→ **What is needed**: In the records below, find each line with the word "Clark" and copy it.

** START Source data **

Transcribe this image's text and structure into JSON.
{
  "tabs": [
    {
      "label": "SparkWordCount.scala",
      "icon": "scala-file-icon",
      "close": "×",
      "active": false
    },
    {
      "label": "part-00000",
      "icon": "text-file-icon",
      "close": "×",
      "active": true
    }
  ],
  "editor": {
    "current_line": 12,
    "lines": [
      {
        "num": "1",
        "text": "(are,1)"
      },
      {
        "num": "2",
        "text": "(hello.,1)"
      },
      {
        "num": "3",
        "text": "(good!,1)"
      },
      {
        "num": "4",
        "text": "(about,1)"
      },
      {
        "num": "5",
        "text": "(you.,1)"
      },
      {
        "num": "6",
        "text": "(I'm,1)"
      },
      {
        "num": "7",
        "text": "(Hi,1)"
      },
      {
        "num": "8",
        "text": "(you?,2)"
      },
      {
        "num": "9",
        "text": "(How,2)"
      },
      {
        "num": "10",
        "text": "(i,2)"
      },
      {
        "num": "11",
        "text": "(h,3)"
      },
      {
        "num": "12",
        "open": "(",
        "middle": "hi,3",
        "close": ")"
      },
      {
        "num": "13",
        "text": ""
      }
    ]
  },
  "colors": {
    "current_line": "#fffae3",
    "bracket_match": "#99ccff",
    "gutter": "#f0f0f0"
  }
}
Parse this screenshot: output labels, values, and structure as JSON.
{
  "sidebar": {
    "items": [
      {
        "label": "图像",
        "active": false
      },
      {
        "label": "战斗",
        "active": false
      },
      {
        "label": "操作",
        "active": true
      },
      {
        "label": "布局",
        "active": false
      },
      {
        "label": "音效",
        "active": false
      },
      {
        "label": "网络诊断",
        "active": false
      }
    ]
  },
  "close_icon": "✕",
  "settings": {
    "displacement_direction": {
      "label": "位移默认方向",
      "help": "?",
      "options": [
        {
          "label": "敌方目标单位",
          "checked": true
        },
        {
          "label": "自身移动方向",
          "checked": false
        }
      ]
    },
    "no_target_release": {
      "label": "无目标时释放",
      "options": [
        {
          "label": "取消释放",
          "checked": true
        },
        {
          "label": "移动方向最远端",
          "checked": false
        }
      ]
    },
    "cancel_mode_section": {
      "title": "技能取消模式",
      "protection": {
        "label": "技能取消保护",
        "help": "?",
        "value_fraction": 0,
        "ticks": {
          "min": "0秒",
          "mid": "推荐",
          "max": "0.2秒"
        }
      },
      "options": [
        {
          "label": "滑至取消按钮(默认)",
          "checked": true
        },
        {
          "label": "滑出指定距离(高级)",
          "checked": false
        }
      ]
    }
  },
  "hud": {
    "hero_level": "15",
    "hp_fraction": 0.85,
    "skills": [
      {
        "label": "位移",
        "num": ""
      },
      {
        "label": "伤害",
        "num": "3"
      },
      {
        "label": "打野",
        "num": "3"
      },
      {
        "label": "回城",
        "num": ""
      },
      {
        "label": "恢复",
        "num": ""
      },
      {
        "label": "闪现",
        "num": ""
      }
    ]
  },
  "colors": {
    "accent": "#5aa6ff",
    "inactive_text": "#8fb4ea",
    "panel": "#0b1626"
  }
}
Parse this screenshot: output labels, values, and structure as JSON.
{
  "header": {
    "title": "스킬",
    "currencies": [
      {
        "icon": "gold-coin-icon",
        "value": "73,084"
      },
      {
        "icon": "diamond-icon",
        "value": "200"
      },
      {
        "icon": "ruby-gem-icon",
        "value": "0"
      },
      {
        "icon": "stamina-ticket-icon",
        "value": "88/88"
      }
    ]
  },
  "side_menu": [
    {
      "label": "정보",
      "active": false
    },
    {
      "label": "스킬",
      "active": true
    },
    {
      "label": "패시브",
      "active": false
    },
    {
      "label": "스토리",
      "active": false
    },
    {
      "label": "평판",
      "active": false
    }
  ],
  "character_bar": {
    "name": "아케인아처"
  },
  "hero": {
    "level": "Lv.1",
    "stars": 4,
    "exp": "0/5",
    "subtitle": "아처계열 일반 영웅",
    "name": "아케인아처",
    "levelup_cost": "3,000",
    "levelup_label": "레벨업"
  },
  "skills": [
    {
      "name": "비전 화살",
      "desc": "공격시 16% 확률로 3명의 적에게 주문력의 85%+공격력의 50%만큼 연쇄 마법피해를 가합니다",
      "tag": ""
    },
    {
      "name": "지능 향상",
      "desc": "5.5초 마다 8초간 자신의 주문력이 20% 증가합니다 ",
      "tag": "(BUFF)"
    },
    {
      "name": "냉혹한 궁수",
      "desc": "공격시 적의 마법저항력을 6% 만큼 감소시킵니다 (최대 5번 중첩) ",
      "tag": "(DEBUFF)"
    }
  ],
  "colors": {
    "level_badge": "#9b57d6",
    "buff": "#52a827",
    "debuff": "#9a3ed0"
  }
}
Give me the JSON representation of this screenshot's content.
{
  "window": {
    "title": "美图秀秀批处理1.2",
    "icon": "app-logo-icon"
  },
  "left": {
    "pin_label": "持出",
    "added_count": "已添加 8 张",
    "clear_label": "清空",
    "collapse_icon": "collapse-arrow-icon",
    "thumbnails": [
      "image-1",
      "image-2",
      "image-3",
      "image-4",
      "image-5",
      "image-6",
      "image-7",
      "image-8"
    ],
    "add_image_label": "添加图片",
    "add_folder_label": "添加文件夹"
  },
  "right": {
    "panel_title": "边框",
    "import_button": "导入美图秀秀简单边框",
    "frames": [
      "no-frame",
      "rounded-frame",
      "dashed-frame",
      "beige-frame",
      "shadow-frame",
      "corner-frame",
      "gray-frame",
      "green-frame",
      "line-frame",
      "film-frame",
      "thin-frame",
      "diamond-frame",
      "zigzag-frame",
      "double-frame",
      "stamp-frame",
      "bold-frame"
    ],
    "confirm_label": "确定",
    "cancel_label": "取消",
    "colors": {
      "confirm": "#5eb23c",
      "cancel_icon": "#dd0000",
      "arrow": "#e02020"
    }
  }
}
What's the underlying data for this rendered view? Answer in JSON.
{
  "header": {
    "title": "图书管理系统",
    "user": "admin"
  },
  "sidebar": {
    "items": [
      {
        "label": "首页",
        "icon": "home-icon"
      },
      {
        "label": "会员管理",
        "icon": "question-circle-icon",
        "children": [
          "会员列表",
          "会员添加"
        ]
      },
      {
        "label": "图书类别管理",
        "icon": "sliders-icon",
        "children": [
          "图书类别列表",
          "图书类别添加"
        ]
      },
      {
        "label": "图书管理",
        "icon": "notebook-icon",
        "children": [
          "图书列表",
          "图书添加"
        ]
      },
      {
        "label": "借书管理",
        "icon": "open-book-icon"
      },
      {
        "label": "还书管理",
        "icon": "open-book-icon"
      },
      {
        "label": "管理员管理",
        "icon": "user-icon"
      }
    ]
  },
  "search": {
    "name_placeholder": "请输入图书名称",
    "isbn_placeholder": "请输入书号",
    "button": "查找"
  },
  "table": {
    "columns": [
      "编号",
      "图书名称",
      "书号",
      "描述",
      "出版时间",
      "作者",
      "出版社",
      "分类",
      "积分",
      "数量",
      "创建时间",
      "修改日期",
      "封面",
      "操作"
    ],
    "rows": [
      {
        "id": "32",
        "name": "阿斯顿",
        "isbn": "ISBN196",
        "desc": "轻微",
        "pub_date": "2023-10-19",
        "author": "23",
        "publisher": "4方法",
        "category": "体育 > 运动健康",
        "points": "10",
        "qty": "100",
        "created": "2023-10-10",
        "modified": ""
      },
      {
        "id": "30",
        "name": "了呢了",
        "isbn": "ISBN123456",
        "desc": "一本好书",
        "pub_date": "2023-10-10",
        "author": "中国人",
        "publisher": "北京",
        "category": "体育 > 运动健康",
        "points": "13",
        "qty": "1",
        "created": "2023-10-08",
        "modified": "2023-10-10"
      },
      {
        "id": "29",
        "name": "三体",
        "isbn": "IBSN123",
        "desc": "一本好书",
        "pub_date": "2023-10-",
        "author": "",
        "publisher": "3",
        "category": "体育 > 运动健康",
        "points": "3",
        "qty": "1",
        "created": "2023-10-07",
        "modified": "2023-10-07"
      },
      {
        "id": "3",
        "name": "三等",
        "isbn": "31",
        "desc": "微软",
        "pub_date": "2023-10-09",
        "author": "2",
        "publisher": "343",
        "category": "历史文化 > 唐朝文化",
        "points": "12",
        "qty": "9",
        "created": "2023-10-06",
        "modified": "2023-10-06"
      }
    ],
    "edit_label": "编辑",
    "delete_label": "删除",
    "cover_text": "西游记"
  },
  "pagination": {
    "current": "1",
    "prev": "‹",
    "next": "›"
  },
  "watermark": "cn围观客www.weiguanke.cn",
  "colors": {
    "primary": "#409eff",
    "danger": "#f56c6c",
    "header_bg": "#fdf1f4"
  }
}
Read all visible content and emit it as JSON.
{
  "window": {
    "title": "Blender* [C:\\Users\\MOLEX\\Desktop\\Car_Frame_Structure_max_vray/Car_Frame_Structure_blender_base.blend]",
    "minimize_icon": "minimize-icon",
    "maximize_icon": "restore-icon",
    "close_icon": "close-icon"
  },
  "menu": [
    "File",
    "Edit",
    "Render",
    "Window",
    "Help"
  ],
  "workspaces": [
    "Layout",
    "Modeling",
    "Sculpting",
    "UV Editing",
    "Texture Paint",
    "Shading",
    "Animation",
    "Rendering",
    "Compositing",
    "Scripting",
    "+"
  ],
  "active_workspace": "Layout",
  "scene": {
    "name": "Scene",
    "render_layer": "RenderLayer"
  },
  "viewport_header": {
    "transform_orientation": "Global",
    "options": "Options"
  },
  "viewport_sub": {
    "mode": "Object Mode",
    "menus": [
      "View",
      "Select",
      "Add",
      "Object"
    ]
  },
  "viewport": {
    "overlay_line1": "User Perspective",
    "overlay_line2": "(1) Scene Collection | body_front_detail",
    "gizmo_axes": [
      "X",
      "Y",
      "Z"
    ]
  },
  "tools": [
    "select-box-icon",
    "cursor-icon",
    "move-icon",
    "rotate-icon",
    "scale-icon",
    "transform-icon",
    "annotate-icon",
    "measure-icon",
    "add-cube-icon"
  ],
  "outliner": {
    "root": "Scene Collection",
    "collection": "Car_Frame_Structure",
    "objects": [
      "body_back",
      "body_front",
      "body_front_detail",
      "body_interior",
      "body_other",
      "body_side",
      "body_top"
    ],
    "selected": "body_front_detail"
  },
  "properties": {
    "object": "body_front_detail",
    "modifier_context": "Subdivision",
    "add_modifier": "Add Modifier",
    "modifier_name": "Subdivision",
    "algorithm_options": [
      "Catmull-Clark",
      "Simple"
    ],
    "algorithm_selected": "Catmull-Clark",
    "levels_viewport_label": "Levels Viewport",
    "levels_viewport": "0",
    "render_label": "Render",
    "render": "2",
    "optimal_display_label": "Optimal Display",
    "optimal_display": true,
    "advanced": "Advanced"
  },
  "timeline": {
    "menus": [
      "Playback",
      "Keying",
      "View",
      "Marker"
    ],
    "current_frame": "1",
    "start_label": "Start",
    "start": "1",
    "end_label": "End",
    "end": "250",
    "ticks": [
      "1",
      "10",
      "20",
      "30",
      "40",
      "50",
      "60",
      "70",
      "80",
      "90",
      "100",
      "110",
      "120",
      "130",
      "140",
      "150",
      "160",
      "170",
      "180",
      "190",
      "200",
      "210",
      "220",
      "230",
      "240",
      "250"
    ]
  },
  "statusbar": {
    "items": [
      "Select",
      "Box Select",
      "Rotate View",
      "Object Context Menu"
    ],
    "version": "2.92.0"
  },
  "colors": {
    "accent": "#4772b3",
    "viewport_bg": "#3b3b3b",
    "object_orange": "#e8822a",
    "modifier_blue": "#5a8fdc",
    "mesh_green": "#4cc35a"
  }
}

** END Source data **

→ **Solution to this problem**:
      "Catmull-Clark",
    "algorithm_selected": "Catmull-Clark",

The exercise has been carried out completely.